───── Information shown

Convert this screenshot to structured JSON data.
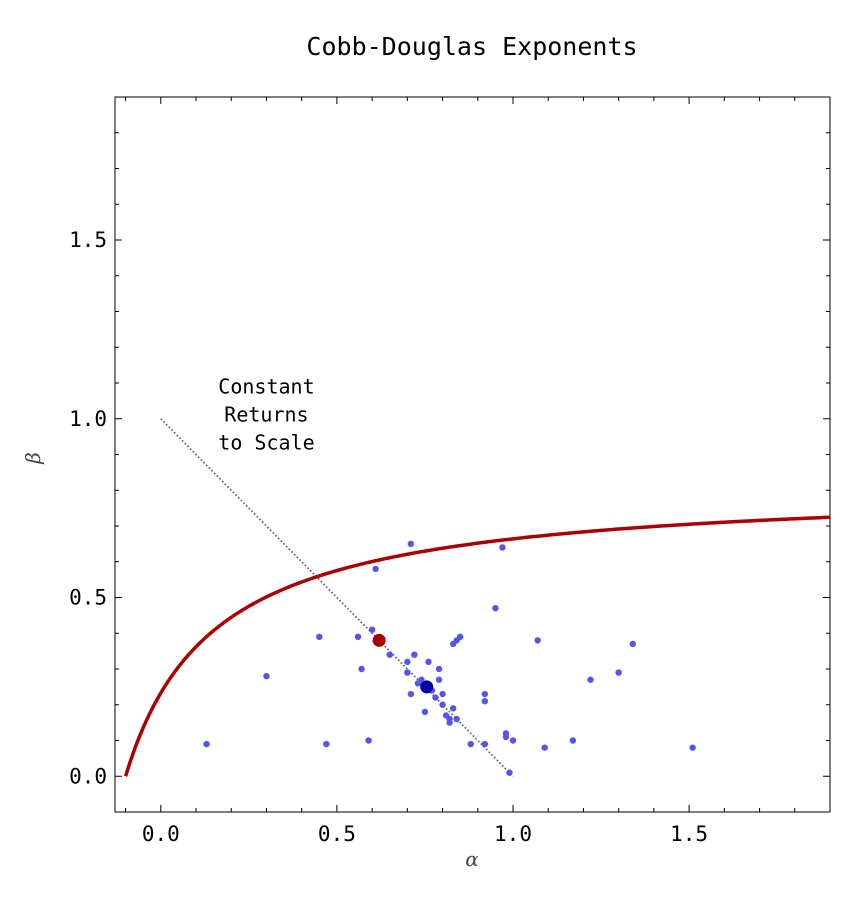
{
  "chart_data": {
    "type": "scatter",
    "title": "Cobb-Douglas Exponents",
    "xlabel": "α",
    "ylabel": "β",
    "xlim": [
      -0.13,
      1.9
    ],
    "ylim": [
      -0.1,
      1.9
    ],
    "x_ticks": [
      0.0,
      0.5,
      1.0,
      1.5
    ],
    "x_tick_labels": [
      "0.0",
      "0.5",
      "1.0",
      "1.5"
    ],
    "y_ticks": [
      0.0,
      0.5,
      1.0,
      1.5
    ],
    "y_tick_labels": [
      "0.0",
      "0.5",
      "1.0",
      "1.5"
    ],
    "grid": false,
    "annotations": [
      {
        "lines": [
          "Constant",
          "Returns",
          "to Scale"
        ],
        "x": 0.3,
        "y": 1.07
      }
    ],
    "reference_line": {
      "name": "Constant Returns to Scale",
      "x": [
        0.0,
        1.0
      ],
      "y": [
        1.0,
        0.0
      ],
      "color": "#555555",
      "style": "dotted"
    },
    "curve": {
      "color": "#aa0000",
      "x_range": [
        -0.1,
        1.9
      ],
      "a": 0.815,
      "b": 0.1,
      "c": 0.25
    },
    "points": {
      "color": "#5555ee",
      "x": [
        0.13,
        0.3,
        0.45,
        0.47,
        0.57,
        0.56,
        0.59,
        0.6,
        0.61,
        0.65,
        0.7,
        0.7,
        0.71,
        0.72,
        0.73,
        0.74,
        0.75,
        0.76,
        0.77,
        0.78,
        0.79,
        0.79,
        0.8,
        0.8,
        0.81,
        0.82,
        0.82,
        0.83,
        0.83,
        0.84,
        0.84,
        0.85,
        0.88,
        0.92,
        0.92,
        0.92,
        0.95,
        0.97,
        0.98,
        0.99,
        1.0,
        1.07,
        1.09,
        1.17,
        1.22,
        1.3,
        1.34,
        1.51,
        0.71,
        0.61,
        0.98
      ],
      "y": [
        0.09,
        0.28,
        0.39,
        0.09,
        0.3,
        0.39,
        0.1,
        0.41,
        0.58,
        0.34,
        0.32,
        0.29,
        0.23,
        0.34,
        0.26,
        0.27,
        0.18,
        0.32,
        0.24,
        0.22,
        0.27,
        0.3,
        0.2,
        0.23,
        0.17,
        0.15,
        0.16,
        0.37,
        0.19,
        0.16,
        0.38,
        0.39,
        0.09,
        0.21,
        0.23,
        0.09,
        0.47,
        0.64,
        0.12,
        0.01,
        0.1,
        0.38,
        0.08,
        0.1,
        0.27,
        0.29,
        0.37,
        0.08,
        0.65,
        0.38,
        0.11
      ]
    },
    "highlight_points": [
      {
        "x": 0.62,
        "y": 0.38,
        "color": "#aa0000"
      },
      {
        "x": 0.755,
        "y": 0.25,
        "color": "#0000aa"
      }
    ]
  }
}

──────────

- **Instruction**: Using the records above, find and show each line with the string "Returns".

- **Result of the exercise**:
          "Returns",
      "name": "Constant Returns to Scale",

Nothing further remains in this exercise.